Short exercise: Every entry must be echoed exactly.

Recorded information:
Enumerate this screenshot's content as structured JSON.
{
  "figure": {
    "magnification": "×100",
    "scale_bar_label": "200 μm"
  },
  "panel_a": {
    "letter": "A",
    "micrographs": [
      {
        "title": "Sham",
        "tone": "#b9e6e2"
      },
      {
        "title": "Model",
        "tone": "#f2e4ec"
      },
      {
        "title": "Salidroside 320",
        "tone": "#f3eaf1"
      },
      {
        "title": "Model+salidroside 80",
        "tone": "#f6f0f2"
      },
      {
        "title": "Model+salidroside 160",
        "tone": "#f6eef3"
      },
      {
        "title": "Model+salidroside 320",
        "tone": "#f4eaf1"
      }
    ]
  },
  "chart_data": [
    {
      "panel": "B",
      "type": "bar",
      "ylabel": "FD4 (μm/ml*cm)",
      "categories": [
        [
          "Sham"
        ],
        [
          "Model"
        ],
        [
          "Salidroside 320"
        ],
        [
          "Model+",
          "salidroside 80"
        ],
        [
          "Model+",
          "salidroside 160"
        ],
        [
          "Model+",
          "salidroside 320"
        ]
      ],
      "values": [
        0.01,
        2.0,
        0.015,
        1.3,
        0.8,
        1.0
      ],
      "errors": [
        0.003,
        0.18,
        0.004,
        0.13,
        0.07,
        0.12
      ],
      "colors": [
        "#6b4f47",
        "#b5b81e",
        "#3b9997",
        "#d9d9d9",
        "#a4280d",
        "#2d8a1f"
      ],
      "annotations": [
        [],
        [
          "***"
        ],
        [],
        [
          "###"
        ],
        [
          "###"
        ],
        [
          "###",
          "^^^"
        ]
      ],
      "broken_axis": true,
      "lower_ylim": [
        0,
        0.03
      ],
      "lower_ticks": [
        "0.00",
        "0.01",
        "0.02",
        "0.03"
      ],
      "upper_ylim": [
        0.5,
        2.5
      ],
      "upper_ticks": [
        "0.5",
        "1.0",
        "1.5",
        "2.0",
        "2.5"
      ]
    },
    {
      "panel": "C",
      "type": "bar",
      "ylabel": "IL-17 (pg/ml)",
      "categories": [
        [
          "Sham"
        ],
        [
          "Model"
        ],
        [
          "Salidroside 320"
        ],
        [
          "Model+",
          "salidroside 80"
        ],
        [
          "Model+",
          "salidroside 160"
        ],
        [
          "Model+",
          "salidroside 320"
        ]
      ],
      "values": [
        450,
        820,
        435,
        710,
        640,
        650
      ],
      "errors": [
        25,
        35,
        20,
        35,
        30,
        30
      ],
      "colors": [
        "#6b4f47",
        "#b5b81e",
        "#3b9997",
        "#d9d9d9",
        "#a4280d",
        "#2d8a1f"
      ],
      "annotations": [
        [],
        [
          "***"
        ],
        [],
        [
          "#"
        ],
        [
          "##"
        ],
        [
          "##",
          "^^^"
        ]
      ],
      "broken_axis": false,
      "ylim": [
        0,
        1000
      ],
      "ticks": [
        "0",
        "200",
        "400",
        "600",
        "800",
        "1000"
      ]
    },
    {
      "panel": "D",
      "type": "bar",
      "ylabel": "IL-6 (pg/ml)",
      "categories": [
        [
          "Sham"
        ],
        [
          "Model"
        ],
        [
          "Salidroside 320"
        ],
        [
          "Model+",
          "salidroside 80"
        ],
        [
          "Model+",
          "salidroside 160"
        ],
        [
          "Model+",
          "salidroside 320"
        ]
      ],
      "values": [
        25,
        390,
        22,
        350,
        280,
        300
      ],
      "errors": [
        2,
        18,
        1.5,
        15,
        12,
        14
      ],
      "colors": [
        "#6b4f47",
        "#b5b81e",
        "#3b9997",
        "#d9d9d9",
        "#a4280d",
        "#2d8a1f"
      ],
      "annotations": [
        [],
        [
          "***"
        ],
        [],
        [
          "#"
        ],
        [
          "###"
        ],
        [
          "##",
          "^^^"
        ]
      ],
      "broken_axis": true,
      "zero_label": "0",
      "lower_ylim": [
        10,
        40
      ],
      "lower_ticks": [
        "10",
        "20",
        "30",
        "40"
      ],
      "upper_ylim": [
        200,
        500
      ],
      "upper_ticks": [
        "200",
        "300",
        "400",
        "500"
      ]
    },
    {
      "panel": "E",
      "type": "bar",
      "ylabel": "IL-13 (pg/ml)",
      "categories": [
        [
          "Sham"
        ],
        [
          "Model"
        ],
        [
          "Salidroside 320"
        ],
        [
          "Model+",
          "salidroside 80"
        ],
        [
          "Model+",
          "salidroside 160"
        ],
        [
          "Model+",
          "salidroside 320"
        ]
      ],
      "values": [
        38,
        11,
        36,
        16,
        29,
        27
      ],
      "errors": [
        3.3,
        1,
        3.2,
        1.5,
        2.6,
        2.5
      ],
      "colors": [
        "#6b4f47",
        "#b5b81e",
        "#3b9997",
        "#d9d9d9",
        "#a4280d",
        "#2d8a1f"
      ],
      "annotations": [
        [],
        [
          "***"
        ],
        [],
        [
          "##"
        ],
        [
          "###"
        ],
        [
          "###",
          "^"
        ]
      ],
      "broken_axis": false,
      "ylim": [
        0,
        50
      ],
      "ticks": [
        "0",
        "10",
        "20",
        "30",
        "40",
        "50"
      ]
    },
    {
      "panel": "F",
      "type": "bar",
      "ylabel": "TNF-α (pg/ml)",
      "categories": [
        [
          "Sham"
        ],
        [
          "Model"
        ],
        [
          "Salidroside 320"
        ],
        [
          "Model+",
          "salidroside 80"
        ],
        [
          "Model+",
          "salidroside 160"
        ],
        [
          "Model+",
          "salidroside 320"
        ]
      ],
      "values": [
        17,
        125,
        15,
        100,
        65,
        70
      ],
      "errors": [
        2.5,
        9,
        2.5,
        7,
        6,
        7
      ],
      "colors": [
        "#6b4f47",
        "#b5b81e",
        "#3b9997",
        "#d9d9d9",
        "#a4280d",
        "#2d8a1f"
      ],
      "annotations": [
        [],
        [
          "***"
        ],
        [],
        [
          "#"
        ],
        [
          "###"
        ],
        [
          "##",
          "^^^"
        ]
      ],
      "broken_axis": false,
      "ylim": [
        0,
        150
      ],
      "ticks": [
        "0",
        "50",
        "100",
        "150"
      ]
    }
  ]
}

Answer to the problem:
Enumerate this screenshot's content as structured JSON.
{
  "figure": {
    "magnification": "×100",
    "scale_bar_label": "200 μm"
  },
  "panel_a": {
    "letter": "A",
    "micrographs": [
      {
        "title": "Sham",
        "tone": "#b9e6e2"
      },
      {
        "title": "Model",
        "tone": "#f2e4ec"
      },
      {
        "title": "Salidroside 320",
        "tone": "#f3eaf1"
      },
      {
        "title": "Model+salidroside 80",
        "tone": "#f6f0f2"
      },
      {
        "title": "Model+salidroside 160",
        "tone": "#f6eef3"
      },
      {
        "title": "Model+salidroside 320",
        "tone": "#f4eaf1"
      }
    ]
  },
  "chart_data": [
    {
      "panel": "B",
      "type": "bar",
      "ylabel": "FD4 (μm/ml*cm)",
      "categories": [
        [
          "Sham"
        ],
        [
          "Model"
        ],
        [
          "Salidroside 320"
        ],
        [
          "Model+",
          "salidroside 80"
        ],
        [
          "Model+",
          "salidroside 160"
        ],
        [
          "Model+",
          "salidroside 320"
        ]
      ],
      "values": [
        0.01,
        2.0,
        0.015,
        1.3,
        0.8,
        1.0
      ],
      "errors": [
        0.003,
        0.18,
        0.004,
        0.13,
        0.07,
        0.12
      ],
      "colors": [
        "#6b4f47",
        "#b5b81e",
        "#3b9997",
        "#d9d9d9",
        "#a4280d",
        "#2d8a1f"
      ],
      "annotations": [
        [],
        [
          "***"
        ],
        [],
        [
          "###"
        ],
        [
          "###"
        ],
        [
          "###",
          "^^^"
        ]
      ],
      "broken_axis": true,
      "lower_ylim": [
        0,
        0.03
      ],
      "lower_ticks": [
        "0.00",
        "0.01",
        "0.02",
        "0.03"
      ],
      "upper_ylim": [
        0.5,
        2.5
      ],
      "upper_ticks": [
        "0.5",
        "1.0",
        "1.5",
        "2.0",
        "2.5"
      ]
    },
    {
      "panel": "C",
      "type": "bar",
      "ylabel": "IL-17 (pg/ml)",
      "categories": [
        [
          "Sham"
        ],
        [
          "Model"
        ],
        [
          "Salidroside 320"
        ],
        [
          "Model+",
          "salidroside 80"
        ],
        [
          "Model+",
          "salidroside 160"
        ],
        [
          "Model+",
          "salidroside 320"
        ]
      ],
      "values": [
        450,
        820,
        435,
        710,
        640,
        650
      ],
      "errors": [
        25,
        35,
        20,
        35,
        30,
        30
      ],
      "colors": [
        "#6b4f47",
        "#b5b81e",
        "#3b9997",
        "#d9d9d9",
        "#a4280d",
        "#2d8a1f"
      ],
      "annotations": [
        [],
        [
          "***"
        ],
        [],
        [
          "#"
        ],
        [
          "##"
        ],
        [
          "##",
          "^^^"
        ]
      ],
      "broken_axis": false,
      "ylim": [
        0,
        1000
      ],
      "ticks": [
        "0",
        "200",
        "400",
        "600",
        "800",
        "1000"
      ]
    },
    {
      "panel": "D",
      "type": "bar",
      "ylabel": "IL-6 (pg/ml)",
      "categories": [
        [
          "Sham"
        ],
        [
          "Model"
        ],
        [
          "Salidroside 320"
        ],
        [
          "Model+",
          "salidroside 80"
        ],
        [
          "Model+",
          "salidroside 160"
        ],
        [
          "Model+",
          "salidroside 320"
        ]
      ],
      "values": [
        25,
        390,
        22,
        350,
        280,
        300
      ],
      "errors": [
        2,
        18,
        1.5,
        15,
        12,
        14
      ],
      "colors": [
        "#6b4f47",
        "#b5b81e",
        "#3b9997",
        "#d9d9d9",
        "#a4280d",
        "#2d8a1f"
      ],
      "annotations": [
        [],
        [
          "***"
        ],
        [],
        [
          "#"
        ],
        [
          "###"
        ],
        [
          "##",
          "^^^"
        ]
      ],
      "broken_axis": true,
      "zero_label": "0",
      "lower_ylim": [
        10,
        40
      ],
      "lower_ticks": [
        "10",
        "20",
        "30",
        "40"
      ],
      "upper_ylim": [
        200,
        500
      ],
      "upper_ticks": [
        "200",
        "300",
        "400",
        "500"
      ]
    },
    {
      "panel": "E",
      "type": "bar",
      "ylabel": "IL-13 (pg/ml)",
      "categories": [
        [
          "Sham"
        ],
        [
          "Model"
        ],
        [
          "Salidroside 320"
        ],
        [
          "Model+",
          "salidroside 80"
        ],
        [
          "Model+",
          "salidroside 160"
        ],
        [
          "Model+",
          "salidroside 320"
        ]
      ],
      "values": [
        38,
        11,
        36,
        16,
        29,
        27
      ],
      "errors": [
        3.3,
        1,
        3.2,
        1.5,
        2.6,
        2.5
      ],
      "colors": [
        "#6b4f47",
        "#b5b81e",
        "#3b9997",
        "#d9d9d9",
        "#a4280d",
        "#2d8a1f"
      ],
      "annotations": [
        [],
        [
          "***"
        ],
        [],
        [
          "##"
        ],
        [
          "###"
        ],
        [
          "###",
          "^"
        ]
      ],
      "broken_axis": false,
      "ylim": [
        0,
        50
      ],
      "ticks": [
        "0",
        "10",
        "20",
        "30",
        "40",
        "50"
      ]
    },
    {
      "panel": "F",
      "type": "bar",
      "ylabel": "TNF-α (pg/ml)",
      "categories": [
        [
          "Sham"
        ],
        [
          "Model"
        ],
        [
          "Salidroside 320"
        ],
        [
          "Model+",
          "salidroside 80"
        ],
        [
          "Model+",
          "salidroside 160"
        ],
        [
          "Model+",
          "salidroside 320"
        ]
      ],
      "values": [
        17,
        125,
        15,
        100,
        65,
        70
      ],
      "errors": [
        2.5,
        9,
        2.5,
        7,
        6,
        7
      ],
      "colors": [
        "#6b4f47",
        "#b5b81e",
        "#3b9997",
        "#d9d9d9",
        "#a4280d",
        "#2d8a1f"
      ],
      "annotations": [
        [],
        [
          "***"
        ],
        [],
        [
          "#"
        ],
        [
          "###"
        ],
        [
          "##",
          "^^^"
        ]
      ],
      "broken_axis": false,
      "ylim": [
        0,
        150
      ],
      "ticks": [
        "0",
        "50",
        "100",
        "150"
      ]
    }
  ]
}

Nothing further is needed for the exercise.